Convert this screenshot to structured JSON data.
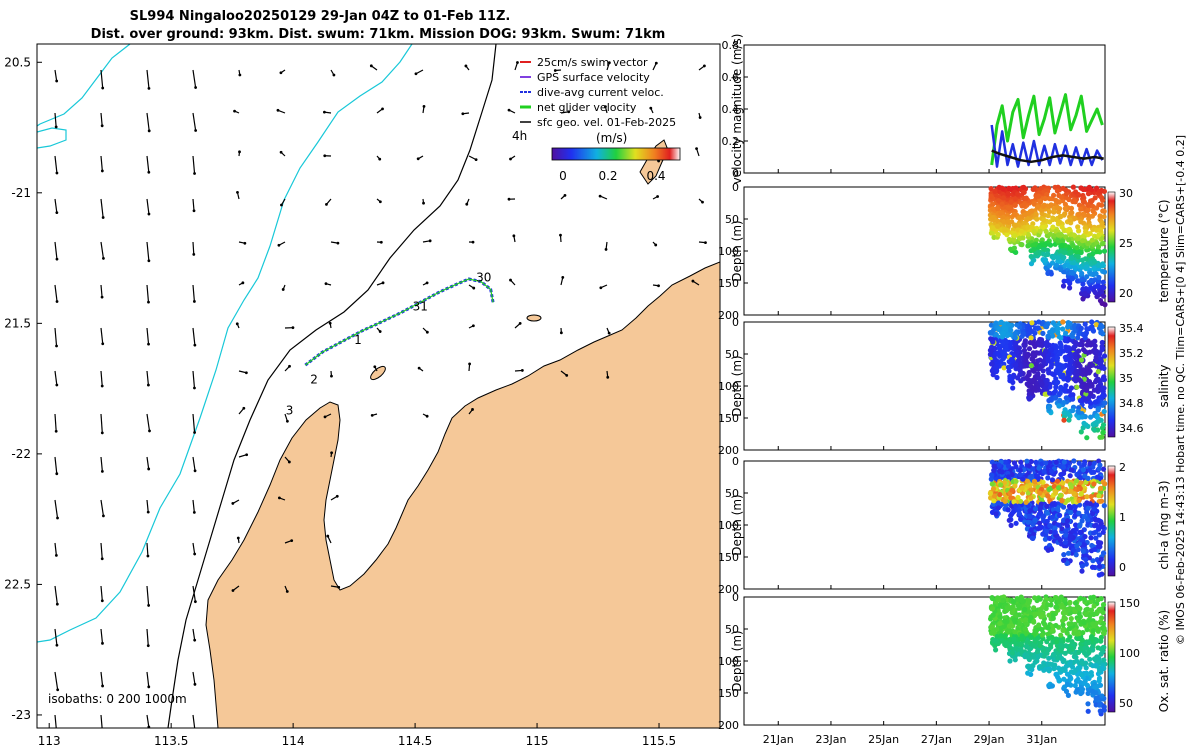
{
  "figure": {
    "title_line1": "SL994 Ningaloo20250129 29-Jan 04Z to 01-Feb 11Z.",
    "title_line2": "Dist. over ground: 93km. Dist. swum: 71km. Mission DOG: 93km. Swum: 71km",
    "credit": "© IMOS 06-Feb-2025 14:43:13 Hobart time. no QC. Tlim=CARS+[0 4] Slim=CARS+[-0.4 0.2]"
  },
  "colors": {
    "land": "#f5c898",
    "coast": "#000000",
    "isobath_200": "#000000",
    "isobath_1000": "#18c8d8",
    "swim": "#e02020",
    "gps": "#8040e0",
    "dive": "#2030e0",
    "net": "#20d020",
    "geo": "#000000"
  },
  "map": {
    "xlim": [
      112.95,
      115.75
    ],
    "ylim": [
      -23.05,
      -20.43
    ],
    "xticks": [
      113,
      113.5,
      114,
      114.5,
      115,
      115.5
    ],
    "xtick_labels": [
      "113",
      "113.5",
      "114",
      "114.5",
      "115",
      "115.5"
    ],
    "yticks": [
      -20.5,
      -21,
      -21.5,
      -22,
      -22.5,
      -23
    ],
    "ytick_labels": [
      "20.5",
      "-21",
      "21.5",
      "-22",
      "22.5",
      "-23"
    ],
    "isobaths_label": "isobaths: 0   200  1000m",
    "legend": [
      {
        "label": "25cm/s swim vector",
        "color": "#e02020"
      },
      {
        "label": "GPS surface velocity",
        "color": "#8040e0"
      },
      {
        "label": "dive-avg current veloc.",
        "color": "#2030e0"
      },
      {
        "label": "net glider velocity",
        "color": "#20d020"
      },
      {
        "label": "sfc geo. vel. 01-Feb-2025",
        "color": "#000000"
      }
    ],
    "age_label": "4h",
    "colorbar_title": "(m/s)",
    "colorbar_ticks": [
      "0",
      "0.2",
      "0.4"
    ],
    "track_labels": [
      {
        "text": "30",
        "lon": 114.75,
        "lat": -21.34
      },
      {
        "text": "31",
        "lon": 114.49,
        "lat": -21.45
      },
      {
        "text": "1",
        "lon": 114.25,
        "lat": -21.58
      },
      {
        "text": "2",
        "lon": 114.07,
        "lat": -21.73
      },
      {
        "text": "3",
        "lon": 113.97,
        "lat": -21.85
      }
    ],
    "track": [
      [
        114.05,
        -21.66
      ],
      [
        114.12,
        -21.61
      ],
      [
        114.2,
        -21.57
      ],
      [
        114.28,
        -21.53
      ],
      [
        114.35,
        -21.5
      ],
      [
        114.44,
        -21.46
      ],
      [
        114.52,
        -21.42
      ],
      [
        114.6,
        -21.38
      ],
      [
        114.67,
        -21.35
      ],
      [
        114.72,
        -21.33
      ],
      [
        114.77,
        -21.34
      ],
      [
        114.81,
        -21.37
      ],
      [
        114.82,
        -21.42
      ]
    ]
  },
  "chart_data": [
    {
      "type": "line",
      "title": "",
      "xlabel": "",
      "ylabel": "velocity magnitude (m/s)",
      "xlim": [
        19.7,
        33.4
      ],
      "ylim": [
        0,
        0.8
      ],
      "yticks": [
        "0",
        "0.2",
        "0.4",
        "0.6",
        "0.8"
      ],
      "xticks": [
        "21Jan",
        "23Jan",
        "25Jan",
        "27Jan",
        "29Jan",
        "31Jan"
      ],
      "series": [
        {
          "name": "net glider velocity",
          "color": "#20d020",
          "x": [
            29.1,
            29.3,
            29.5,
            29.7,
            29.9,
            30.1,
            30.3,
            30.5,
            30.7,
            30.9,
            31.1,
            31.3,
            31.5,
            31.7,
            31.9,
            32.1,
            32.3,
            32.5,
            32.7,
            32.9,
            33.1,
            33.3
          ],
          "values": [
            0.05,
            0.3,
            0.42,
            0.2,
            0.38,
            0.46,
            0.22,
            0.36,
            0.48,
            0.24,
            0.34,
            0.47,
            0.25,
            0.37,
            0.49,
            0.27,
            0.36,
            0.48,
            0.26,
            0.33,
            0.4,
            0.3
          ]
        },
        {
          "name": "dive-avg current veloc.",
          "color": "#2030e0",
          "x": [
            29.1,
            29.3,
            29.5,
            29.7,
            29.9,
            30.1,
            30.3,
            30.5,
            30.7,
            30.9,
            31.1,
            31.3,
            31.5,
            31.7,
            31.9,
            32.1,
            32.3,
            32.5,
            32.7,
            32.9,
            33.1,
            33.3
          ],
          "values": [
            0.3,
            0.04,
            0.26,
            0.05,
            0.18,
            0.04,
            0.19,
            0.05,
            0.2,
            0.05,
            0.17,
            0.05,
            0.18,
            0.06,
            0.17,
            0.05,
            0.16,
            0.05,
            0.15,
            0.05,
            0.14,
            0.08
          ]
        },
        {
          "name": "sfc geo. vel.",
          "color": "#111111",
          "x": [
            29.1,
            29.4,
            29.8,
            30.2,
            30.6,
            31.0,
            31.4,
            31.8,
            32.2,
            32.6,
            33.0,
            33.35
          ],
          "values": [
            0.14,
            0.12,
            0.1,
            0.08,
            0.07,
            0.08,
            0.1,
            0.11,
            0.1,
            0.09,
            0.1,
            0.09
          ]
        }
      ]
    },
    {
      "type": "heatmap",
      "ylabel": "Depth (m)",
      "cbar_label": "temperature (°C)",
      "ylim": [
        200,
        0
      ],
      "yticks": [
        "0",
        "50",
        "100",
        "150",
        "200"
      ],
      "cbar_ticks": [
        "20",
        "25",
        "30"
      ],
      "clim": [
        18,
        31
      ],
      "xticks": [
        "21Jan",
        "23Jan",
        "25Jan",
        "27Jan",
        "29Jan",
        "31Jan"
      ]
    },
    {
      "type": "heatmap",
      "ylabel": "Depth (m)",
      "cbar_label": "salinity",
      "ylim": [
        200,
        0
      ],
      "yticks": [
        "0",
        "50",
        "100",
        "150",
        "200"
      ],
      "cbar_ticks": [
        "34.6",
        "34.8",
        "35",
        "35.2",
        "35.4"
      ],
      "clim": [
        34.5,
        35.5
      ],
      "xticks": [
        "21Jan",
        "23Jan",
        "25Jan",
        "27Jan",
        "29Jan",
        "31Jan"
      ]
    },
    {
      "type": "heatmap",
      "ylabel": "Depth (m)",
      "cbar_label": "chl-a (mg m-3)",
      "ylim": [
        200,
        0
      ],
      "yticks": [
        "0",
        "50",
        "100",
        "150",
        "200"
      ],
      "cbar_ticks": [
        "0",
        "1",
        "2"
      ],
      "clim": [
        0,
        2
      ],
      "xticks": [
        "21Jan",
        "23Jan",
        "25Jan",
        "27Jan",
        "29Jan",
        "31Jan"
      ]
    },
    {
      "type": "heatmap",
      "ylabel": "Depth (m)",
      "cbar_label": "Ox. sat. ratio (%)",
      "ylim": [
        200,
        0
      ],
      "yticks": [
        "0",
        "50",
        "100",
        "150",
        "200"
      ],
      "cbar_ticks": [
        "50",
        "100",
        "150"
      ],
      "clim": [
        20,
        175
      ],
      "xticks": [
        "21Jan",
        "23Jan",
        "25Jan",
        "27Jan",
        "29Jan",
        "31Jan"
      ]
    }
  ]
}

- Instructions to follow -
Exclude all images and restate the records above word for word.

- Answer below -
Convert this screenshot to structured JSON data.
{
  "figure": {
    "title_line1": "SL994 Ningaloo20250129 29-Jan 04Z to 01-Feb 11Z.",
    "title_line2": "Dist. over ground: 93km. Dist. swum: 71km. Mission DOG: 93km. Swum: 71km",
    "credit": "© IMOS 06-Feb-2025 14:43:13 Hobart time. no QC. Tlim=CARS+[0 4] Slim=CARS+[-0.4 0.2]"
  },
  "colors": {
    "land": "#f5c898",
    "coast": "#000000",
    "isobath_200": "#000000",
    "isobath_1000": "#18c8d8",
    "swim": "#e02020",
    "gps": "#8040e0",
    "dive": "#2030e0",
    "net": "#20d020",
    "geo": "#000000"
  },
  "map": {
    "xlim": [
      112.95,
      115.75
    ],
    "ylim": [
      -23.05,
      -20.43
    ],
    "xticks": [
      113,
      113.5,
      114,
      114.5,
      115,
      115.5
    ],
    "xtick_labels": [
      "113",
      "113.5",
      "114",
      "114.5",
      "115",
      "115.5"
    ],
    "yticks": [
      -20.5,
      -21,
      -21.5,
      -22,
      -22.5,
      -23
    ],
    "ytick_labels": [
      "20.5",
      "-21",
      "21.5",
      "-22",
      "22.5",
      "-23"
    ],
    "isobaths_label": "isobaths: 0   200  1000m",
    "legend": [
      {
        "label": "25cm/s swim vector",
        "color": "#e02020"
      },
      {
        "label": "GPS surface velocity",
        "color": "#8040e0"
      },
      {
        "label": "dive-avg current veloc.",
        "color": "#2030e0"
      },
      {
        "label": "net glider velocity",
        "color": "#20d020"
      },
      {
        "label": "sfc geo. vel. 01-Feb-2025",
        "color": "#000000"
      }
    ],
    "age_label": "4h",
    "colorbar_title": "(m/s)",
    "colorbar_ticks": [
      "0",
      "0.2",
      "0.4"
    ],
    "track_labels": [
      {
        "text": "30",
        "lon": 114.75,
        "lat": -21.34
      },
      {
        "text": "31",
        "lon": 114.49,
        "lat": -21.45
      },
      {
        "text": "1",
        "lon": 114.25,
        "lat": -21.58
      },
      {
        "text": "2",
        "lon": 114.07,
        "lat": -21.73
      },
      {
        "text": "3",
        "lon": 113.97,
        "lat": -21.85
      }
    ],
    "track": [
      [
        114.05,
        -21.66
      ],
      [
        114.12,
        -21.61
      ],
      [
        114.2,
        -21.57
      ],
      [
        114.28,
        -21.53
      ],
      [
        114.35,
        -21.5
      ],
      [
        114.44,
        -21.46
      ],
      [
        114.52,
        -21.42
      ],
      [
        114.6,
        -21.38
      ],
      [
        114.67,
        -21.35
      ],
      [
        114.72,
        -21.33
      ],
      [
        114.77,
        -21.34
      ],
      [
        114.81,
        -21.37
      ],
      [
        114.82,
        -21.42
      ]
    ]
  },
  "chart_data": [
    {
      "type": "line",
      "title": "",
      "xlabel": "",
      "ylabel": "velocity magnitude (m/s)",
      "xlim": [
        19.7,
        33.4
      ],
      "ylim": [
        0,
        0.8
      ],
      "yticks": [
        "0",
        "0.2",
        "0.4",
        "0.6",
        "0.8"
      ],
      "xticks": [
        "21Jan",
        "23Jan",
        "25Jan",
        "27Jan",
        "29Jan",
        "31Jan"
      ],
      "series": [
        {
          "name": "net glider velocity",
          "color": "#20d020",
          "x": [
            29.1,
            29.3,
            29.5,
            29.7,
            29.9,
            30.1,
            30.3,
            30.5,
            30.7,
            30.9,
            31.1,
            31.3,
            31.5,
            31.7,
            31.9,
            32.1,
            32.3,
            32.5,
            32.7,
            32.9,
            33.1,
            33.3
          ],
          "values": [
            0.05,
            0.3,
            0.42,
            0.2,
            0.38,
            0.46,
            0.22,
            0.36,
            0.48,
            0.24,
            0.34,
            0.47,
            0.25,
            0.37,
            0.49,
            0.27,
            0.36,
            0.48,
            0.26,
            0.33,
            0.4,
            0.3
          ]
        },
        {
          "name": "dive-avg current veloc.",
          "color": "#2030e0",
          "x": [
            29.1,
            29.3,
            29.5,
            29.7,
            29.9,
            30.1,
            30.3,
            30.5,
            30.7,
            30.9,
            31.1,
            31.3,
            31.5,
            31.7,
            31.9,
            32.1,
            32.3,
            32.5,
            32.7,
            32.9,
            33.1,
            33.3
          ],
          "values": [
            0.3,
            0.04,
            0.26,
            0.05,
            0.18,
            0.04,
            0.19,
            0.05,
            0.2,
            0.05,
            0.17,
            0.05,
            0.18,
            0.06,
            0.17,
            0.05,
            0.16,
            0.05,
            0.15,
            0.05,
            0.14,
            0.08
          ]
        },
        {
          "name": "sfc geo. vel.",
          "color": "#111111",
          "x": [
            29.1,
            29.4,
            29.8,
            30.2,
            30.6,
            31.0,
            31.4,
            31.8,
            32.2,
            32.6,
            33.0,
            33.35
          ],
          "values": [
            0.14,
            0.12,
            0.1,
            0.08,
            0.07,
            0.08,
            0.1,
            0.11,
            0.1,
            0.09,
            0.1,
            0.09
          ]
        }
      ]
    },
    {
      "type": "heatmap",
      "ylabel": "Depth (m)",
      "cbar_label": "temperature (°C)",
      "ylim": [
        200,
        0
      ],
      "yticks": [
        "0",
        "50",
        "100",
        "150",
        "200"
      ],
      "cbar_ticks": [
        "20",
        "25",
        "30"
      ],
      "clim": [
        18,
        31
      ],
      "xticks": [
        "21Jan",
        "23Jan",
        "25Jan",
        "27Jan",
        "29Jan",
        "31Jan"
      ]
    },
    {
      "type": "heatmap",
      "ylabel": "Depth (m)",
      "cbar_label": "salinity",
      "ylim": [
        200,
        0
      ],
      "yticks": [
        "0",
        "50",
        "100",
        "150",
        "200"
      ],
      "cbar_ticks": [
        "34.6",
        "34.8",
        "35",
        "35.2",
        "35.4"
      ],
      "clim": [
        34.5,
        35.5
      ],
      "xticks": [
        "21Jan",
        "23Jan",
        "25Jan",
        "27Jan",
        "29Jan",
        "31Jan"
      ]
    },
    {
      "type": "heatmap",
      "ylabel": "Depth (m)",
      "cbar_label": "chl-a (mg m-3)",
      "ylim": [
        200,
        0
      ],
      "yticks": [
        "0",
        "50",
        "100",
        "150",
        "200"
      ],
      "cbar_ticks": [
        "0",
        "1",
        "2"
      ],
      "clim": [
        0,
        2
      ],
      "xticks": [
        "21Jan",
        "23Jan",
        "25Jan",
        "27Jan",
        "29Jan",
        "31Jan"
      ]
    },
    {
      "type": "heatmap",
      "ylabel": "Depth (m)",
      "cbar_label": "Ox. sat. ratio (%)",
      "ylim": [
        200,
        0
      ],
      "yticks": [
        "0",
        "50",
        "100",
        "150",
        "200"
      ],
      "cbar_ticks": [
        "50",
        "100",
        "150"
      ],
      "clim": [
        20,
        175
      ],
      "xticks": [
        "21Jan",
        "23Jan",
        "25Jan",
        "27Jan",
        "29Jan",
        "31Jan"
      ]
    }
  ]
}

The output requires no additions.